| Short exercise |
In the entries below, find the lines that contain the word "CBBT" and copy them.

[Start of Provided data]

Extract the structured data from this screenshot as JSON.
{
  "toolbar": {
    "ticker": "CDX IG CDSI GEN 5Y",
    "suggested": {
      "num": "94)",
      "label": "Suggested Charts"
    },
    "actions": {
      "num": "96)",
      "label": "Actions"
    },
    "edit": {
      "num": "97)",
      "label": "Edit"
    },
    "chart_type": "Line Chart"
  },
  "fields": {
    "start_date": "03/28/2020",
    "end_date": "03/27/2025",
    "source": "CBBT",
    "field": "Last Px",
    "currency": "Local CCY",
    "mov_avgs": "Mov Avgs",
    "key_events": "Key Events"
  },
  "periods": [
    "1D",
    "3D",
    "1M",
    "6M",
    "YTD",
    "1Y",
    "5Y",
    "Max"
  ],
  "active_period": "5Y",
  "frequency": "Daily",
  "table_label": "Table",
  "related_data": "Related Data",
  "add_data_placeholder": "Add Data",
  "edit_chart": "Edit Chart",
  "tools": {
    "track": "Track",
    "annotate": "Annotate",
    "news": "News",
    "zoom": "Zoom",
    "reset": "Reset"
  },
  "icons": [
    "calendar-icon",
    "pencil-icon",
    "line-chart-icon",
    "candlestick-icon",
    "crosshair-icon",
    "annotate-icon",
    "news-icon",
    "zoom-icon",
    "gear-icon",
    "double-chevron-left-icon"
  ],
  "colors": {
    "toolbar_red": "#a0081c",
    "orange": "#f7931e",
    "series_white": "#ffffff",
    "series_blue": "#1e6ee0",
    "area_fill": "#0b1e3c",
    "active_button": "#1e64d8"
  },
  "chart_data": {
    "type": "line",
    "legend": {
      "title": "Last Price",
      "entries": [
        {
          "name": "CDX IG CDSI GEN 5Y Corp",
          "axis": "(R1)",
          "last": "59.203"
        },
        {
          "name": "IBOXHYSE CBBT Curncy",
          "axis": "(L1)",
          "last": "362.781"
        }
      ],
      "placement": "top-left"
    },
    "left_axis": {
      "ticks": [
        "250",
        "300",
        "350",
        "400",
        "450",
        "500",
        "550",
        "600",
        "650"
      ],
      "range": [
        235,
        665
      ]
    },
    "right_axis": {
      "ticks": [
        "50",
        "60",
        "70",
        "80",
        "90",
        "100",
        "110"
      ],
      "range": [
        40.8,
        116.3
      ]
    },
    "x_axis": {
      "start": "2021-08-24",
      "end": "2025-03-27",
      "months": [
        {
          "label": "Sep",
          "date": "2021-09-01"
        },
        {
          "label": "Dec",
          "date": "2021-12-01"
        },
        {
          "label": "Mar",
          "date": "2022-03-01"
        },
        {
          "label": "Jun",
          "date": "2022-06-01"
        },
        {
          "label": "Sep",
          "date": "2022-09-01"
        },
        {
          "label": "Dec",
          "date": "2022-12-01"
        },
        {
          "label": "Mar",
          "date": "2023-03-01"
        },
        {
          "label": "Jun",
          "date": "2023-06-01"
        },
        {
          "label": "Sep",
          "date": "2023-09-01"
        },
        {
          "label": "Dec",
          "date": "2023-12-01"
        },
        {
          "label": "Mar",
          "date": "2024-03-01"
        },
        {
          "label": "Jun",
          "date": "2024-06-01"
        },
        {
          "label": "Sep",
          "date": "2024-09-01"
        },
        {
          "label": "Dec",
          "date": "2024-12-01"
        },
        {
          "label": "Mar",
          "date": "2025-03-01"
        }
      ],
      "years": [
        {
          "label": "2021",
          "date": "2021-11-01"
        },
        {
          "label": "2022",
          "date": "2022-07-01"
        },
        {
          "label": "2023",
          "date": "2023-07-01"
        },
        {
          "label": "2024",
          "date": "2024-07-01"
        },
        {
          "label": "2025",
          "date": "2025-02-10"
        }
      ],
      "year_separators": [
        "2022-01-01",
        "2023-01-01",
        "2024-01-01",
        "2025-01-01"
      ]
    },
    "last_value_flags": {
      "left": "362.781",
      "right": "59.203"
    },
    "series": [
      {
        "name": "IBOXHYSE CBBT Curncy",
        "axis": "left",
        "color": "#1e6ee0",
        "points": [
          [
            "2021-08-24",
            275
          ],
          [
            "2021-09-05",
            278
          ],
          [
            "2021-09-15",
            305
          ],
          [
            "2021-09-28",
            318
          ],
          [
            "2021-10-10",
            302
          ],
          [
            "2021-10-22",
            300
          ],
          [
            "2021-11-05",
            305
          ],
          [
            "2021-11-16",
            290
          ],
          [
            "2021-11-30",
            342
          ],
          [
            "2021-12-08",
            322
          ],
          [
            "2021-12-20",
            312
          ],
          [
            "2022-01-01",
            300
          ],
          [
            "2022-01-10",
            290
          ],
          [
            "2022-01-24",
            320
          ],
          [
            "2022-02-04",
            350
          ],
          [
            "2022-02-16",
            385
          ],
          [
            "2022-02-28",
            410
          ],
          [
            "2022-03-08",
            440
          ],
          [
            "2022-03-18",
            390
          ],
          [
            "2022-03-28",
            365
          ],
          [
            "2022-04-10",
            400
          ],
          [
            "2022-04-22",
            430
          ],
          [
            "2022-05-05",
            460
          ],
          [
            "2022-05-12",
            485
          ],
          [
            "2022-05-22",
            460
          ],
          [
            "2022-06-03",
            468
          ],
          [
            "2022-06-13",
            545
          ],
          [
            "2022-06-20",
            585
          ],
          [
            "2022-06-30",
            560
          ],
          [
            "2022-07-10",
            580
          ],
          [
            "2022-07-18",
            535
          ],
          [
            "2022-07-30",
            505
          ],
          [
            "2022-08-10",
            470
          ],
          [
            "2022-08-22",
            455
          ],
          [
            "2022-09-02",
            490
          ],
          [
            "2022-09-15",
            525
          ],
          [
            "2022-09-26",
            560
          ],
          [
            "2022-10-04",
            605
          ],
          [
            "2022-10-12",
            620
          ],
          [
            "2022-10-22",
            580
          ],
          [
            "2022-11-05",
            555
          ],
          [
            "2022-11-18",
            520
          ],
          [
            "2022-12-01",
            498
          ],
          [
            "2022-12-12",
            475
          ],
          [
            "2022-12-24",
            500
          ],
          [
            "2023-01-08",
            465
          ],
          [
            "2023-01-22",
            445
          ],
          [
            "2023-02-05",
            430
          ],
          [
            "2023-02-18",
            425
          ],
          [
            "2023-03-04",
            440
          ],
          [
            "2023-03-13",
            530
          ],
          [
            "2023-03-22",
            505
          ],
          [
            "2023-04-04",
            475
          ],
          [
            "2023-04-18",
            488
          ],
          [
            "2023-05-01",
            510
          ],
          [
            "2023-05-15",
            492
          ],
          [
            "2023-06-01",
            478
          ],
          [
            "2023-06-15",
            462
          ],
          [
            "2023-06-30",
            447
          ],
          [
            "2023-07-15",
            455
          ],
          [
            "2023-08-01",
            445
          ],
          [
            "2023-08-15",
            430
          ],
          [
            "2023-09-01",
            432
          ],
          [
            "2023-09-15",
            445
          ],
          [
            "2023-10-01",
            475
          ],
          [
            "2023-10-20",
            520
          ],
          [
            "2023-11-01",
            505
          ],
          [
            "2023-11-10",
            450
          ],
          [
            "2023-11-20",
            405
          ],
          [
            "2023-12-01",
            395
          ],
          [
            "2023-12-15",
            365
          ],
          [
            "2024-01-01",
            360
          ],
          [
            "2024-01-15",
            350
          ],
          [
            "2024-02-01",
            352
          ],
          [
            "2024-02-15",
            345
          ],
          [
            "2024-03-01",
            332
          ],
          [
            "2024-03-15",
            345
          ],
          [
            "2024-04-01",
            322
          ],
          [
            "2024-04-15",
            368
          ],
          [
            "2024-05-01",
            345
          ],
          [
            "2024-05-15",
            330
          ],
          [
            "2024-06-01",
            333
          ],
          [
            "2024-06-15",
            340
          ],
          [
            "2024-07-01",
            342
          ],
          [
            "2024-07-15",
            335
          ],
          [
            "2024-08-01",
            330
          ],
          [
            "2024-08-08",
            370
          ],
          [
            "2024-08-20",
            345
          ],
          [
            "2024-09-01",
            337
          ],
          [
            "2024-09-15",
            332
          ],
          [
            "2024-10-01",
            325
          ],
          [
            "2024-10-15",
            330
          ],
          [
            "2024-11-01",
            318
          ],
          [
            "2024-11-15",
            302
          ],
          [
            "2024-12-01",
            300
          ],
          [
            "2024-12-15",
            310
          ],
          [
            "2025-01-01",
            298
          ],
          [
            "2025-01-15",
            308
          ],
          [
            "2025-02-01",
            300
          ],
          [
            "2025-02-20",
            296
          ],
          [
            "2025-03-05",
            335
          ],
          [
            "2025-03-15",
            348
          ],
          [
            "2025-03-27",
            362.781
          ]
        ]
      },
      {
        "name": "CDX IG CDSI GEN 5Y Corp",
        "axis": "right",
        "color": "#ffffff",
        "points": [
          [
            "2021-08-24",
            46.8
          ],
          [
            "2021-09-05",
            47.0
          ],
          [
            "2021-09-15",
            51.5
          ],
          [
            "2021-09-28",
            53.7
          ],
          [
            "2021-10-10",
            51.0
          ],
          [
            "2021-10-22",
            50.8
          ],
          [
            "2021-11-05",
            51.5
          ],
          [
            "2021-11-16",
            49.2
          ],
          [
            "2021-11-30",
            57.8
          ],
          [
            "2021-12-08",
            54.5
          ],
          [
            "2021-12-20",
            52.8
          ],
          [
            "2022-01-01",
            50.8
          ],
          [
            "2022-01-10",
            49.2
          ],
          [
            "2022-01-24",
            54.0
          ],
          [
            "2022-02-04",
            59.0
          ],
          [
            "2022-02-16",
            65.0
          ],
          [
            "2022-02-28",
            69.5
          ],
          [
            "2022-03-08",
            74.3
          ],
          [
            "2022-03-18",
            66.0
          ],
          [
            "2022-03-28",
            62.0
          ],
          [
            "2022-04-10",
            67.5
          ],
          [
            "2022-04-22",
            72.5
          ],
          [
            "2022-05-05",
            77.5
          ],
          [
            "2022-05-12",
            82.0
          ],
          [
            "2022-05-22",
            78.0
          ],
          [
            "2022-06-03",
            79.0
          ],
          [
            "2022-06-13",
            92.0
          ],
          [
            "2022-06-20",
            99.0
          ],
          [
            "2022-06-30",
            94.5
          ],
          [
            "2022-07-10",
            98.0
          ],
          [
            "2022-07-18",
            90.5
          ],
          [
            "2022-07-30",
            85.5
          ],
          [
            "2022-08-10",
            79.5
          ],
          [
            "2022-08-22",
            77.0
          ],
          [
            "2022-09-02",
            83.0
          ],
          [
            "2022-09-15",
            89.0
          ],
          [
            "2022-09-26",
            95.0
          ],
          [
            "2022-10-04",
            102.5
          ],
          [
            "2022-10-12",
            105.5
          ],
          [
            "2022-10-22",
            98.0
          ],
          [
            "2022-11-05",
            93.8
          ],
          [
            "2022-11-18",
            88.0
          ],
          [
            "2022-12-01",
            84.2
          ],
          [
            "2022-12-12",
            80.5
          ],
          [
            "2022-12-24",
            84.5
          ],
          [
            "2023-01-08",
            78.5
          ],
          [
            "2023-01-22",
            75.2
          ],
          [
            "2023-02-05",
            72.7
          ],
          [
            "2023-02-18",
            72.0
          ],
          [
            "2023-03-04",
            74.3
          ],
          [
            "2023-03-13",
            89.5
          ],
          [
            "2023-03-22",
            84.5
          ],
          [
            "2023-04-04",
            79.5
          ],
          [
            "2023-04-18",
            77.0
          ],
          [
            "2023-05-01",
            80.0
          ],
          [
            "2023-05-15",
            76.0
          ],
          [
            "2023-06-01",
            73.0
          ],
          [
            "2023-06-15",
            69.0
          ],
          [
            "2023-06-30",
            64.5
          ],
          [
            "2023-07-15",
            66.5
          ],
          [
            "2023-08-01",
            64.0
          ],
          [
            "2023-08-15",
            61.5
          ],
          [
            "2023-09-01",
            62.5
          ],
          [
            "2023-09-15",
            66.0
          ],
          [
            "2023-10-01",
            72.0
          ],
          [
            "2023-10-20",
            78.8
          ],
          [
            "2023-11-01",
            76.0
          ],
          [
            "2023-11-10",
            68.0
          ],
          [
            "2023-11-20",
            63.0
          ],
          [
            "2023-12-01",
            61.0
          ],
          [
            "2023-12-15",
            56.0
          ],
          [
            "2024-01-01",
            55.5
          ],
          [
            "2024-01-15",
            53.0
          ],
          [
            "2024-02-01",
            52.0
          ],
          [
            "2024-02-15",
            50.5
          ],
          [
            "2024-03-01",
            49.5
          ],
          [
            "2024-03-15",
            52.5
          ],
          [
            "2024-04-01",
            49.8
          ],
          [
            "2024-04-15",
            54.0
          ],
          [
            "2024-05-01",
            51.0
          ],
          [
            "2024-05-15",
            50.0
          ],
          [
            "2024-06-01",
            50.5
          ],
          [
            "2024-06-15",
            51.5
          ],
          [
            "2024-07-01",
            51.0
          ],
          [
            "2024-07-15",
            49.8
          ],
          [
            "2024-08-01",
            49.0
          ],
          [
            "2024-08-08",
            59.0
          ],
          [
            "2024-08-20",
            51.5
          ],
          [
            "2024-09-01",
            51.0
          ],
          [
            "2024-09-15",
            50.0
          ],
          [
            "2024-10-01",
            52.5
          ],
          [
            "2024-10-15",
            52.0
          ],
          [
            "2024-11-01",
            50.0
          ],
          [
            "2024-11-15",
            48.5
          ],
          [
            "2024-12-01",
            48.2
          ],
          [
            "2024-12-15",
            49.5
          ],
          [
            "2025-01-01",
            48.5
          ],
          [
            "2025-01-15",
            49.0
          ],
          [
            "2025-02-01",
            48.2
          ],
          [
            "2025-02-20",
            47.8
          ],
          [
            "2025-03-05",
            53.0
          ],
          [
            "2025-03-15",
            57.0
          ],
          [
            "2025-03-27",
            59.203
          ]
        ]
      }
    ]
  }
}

[End of Provided data]

| Correct response |
    "source": "CBBT",
          "name": "IBOXHYSE CBBT Curncy",
        "name": "IBOXHYSE CBBT Curncy",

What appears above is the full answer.